» **Task details**
Reproduce all entries precisely, down to the last character.

» **Data for the task**
BEGIN

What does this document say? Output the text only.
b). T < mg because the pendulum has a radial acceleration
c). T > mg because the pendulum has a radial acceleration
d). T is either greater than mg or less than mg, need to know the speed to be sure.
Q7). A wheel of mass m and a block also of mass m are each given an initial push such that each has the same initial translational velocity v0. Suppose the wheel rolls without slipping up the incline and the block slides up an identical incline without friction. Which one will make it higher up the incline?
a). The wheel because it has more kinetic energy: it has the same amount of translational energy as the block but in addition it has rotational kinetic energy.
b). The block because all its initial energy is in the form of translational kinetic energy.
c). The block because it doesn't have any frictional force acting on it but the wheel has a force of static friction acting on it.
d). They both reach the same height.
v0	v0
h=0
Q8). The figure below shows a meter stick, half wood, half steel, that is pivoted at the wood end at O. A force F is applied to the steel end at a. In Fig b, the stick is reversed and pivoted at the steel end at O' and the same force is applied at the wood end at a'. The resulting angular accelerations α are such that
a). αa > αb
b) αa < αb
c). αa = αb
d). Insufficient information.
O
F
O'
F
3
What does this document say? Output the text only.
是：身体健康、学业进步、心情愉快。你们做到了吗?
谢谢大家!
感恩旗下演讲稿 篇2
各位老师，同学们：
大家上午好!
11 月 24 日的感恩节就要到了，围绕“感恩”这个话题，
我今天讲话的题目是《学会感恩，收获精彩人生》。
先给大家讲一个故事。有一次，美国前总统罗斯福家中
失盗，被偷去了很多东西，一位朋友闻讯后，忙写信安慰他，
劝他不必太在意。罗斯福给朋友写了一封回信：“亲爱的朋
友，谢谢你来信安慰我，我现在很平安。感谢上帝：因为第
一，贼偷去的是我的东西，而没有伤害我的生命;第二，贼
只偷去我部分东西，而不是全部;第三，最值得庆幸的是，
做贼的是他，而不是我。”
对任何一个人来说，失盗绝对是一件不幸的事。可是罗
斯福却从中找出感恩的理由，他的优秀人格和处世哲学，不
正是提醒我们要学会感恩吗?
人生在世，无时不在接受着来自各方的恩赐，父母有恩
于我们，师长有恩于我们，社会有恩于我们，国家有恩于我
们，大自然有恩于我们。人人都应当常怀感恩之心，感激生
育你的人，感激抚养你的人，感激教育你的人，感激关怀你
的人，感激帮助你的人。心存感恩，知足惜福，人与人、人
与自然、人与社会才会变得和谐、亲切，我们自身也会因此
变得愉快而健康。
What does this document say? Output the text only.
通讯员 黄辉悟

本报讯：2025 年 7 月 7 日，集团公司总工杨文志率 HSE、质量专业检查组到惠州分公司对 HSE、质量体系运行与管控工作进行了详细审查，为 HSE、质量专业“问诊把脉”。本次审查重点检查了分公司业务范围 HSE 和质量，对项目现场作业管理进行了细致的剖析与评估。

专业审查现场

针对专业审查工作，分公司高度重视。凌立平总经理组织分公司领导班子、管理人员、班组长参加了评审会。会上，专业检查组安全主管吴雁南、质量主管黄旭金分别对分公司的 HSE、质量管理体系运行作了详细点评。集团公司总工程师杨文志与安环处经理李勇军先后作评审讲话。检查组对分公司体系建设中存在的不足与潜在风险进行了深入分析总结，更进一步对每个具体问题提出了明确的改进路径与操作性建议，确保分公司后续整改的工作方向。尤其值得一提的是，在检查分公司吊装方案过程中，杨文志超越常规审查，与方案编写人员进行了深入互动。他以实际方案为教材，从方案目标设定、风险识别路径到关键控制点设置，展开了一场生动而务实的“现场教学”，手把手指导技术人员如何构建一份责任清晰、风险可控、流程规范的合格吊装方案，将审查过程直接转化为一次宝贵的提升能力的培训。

END

» **Correct output**
What does this document say? Output the text only.
b). T < mg because the pendulum has a radial acceleration
c). T > mg because the pendulum has a radial acceleration
d). T is either greater than mg or less than mg, need to know the speed to be sure.
Q7). A wheel of mass m and a block also of mass m are each given an initial push such that each has the same initial translational velocity v0. Suppose the wheel rolls without slipping up the incline and the block slides up an identical incline without friction. Which one will make it higher up the incline?
a). The wheel because it has more kinetic energy: it has the same amount of translational energy as the block but in addition it has rotational kinetic energy.
b). The block because all its initial energy is in the form of translational kinetic energy.
c). The block because it doesn't have any frictional force acting on it but the wheel has a force of static friction acting on it.
d). They both reach the same height.
v0	v0
h=0
Q8). The figure below shows a meter stick, half wood, half steel, that is pivoted at the wood end at O. A force F is applied to the steel end at a. In Fig b, the stick is reversed and pivoted at the steel end at O' and the same force is applied at the wood end at a'. The resulting angular accelerations α are such that
a). αa > αb
b) αa < αb
c). αa = αb
d). Insufficient information.
O
F
O'
F
3
What does this document say? Output the text only.
是：身体健康、学业进步、心情愉快。你们做到了吗?
谢谢大家!
感恩旗下演讲稿 篇2
各位老师，同学们：
大家上午好!
11 月 24 日的感恩节就要到了，围绕“感恩”这个话题，
我今天讲话的题目是《学会感恩，收获精彩人生》。
先给大家讲一个故事。有一次，美国前总统罗斯福家中
失盗，被偷去了很多东西，一位朋友闻讯后，忙写信安慰他，
劝他不必太在意。罗斯福给朋友写了一封回信：“亲爱的朋
友，谢谢你来信安慰我，我现在很平安。感谢上帝：因为第
一，贼偷去的是我的东西，而没有伤害我的生命;第二，贼
只偷去我部分东西，而不是全部;第三，最值得庆幸的是，
做贼的是他，而不是我。”
对任何一个人来说，失盗绝对是一件不幸的事。可是罗
斯福却从中找出感恩的理由，他的优秀人格和处世哲学，不
正是提醒我们要学会感恩吗?
人生在世，无时不在接受着来自各方的恩赐，父母有恩
于我们，师长有恩于我们，社会有恩于我们，国家有恩于我
们，大自然有恩于我们。人人都应当常怀感恩之心，感激生
育你的人，感激抚养你的人，感激教育你的人，感激关怀你
的人，感激帮助你的人。心存感恩，知足惜福，人与人、人
与自然、人与社会才会变得和谐、亲切，我们自身也会因此
变得愉快而健康。
What does this document say? Output the text only.
通讯员 黄辉悟

本报讯：2025 年 7 月 7 日，集团公司总工杨文志率 HSE、质量专业检查组到惠州分公司对 HSE、质量体系运行与管控工作进行了详细审查，为 HSE、质量专业“问诊把脉”。本次审查重点检查了分公司业务范围 HSE 和质量，对项目现场作业管理进行了细致的剖析与评估。

专业审查现场

针对专业审查工作，分公司高度重视。凌立平总经理组织分公司领导班子、管理人员、班组长参加了评审会。会上，专业检查组安全主管吴雁南、质量主管黄旭金分别对分公司的 HSE、质量管理体系运行作了详细点评。集团公司总工程师杨文志与安环处经理李勇军先后作评审讲话。检查组对分公司体系建设中存在的不足与潜在风险进行了深入分析总结，更进一步对每个具体问题提出了明确的改进路径与操作性建议，确保分公司后续整改的工作方向。尤其值得一提的是，在检查分公司吊装方案过程中，杨文志超越常规审查，与方案编写人员进行了深入互动。他以实际方案为教材，从方案目标设定、风险识别路径到关键控制点设置，展开了一场生动而务实的“现场教学”，手把手指导技术人员如何构建一份责任清晰、风险可控、流程规范的合格吊装方案，将审查过程直接转化为一次宝贵的提升能力的培训。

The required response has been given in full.